§ **Problem**: Examine each line of the data. Copy those that contain the string "name".

Raw records:
** start **
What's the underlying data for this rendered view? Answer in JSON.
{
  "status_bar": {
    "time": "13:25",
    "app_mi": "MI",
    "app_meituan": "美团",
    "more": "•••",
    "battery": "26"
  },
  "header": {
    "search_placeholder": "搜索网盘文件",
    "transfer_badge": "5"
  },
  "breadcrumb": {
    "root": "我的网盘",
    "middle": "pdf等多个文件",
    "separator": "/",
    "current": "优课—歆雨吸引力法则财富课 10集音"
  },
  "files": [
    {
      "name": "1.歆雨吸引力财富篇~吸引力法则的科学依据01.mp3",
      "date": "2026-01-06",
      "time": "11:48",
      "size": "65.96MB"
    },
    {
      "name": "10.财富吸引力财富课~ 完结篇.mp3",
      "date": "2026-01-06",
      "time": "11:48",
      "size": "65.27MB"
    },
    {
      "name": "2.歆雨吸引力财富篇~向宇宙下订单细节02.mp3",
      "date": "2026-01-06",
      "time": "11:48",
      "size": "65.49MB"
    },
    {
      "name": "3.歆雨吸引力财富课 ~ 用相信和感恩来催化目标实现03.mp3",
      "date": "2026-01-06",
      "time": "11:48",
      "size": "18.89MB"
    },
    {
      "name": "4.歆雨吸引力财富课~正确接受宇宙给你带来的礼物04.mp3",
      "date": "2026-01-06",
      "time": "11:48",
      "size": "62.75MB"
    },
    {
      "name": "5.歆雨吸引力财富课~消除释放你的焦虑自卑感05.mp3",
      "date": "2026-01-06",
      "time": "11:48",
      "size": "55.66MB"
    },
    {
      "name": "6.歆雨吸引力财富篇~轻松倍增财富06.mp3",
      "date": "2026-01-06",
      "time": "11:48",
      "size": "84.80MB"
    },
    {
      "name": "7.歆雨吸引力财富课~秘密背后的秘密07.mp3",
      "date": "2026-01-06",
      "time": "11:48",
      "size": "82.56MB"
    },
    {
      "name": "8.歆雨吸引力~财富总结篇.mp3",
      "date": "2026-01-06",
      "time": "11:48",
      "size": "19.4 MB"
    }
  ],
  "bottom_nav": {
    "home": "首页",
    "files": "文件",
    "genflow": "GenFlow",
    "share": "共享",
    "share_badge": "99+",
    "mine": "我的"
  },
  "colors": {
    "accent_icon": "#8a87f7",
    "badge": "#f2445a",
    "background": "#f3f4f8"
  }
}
** end **
§ **Worked answer**:
      "name": "1.歆雨吸引力财富篇~吸引力法则的科学依据01.mp3",
      "name": "10.财富吸引力财富课~ 完结篇.mp3",
      "name": "2.歆雨吸引力财富篇~向宇宙下订单细节02.mp3",
      "name": "3.歆雨吸引力财富课 ~ 用相信和感恩来催化目标实现03.mp3",
      "name": "4.歆雨吸引力财富课~正确接受宇宙给你带来的礼物04.mp3",
      "name": "5.歆雨吸引力财富课~消除释放你的焦虑自卑感05.mp3",
      "name": "6.歆雨吸引力财富篇~轻松倍增财富06.mp3",
      "name": "7.歆雨吸引力财富课~秘密背后的秘密07.mp3",
      "name": "8.歆雨吸引力~财富总结篇.mp3",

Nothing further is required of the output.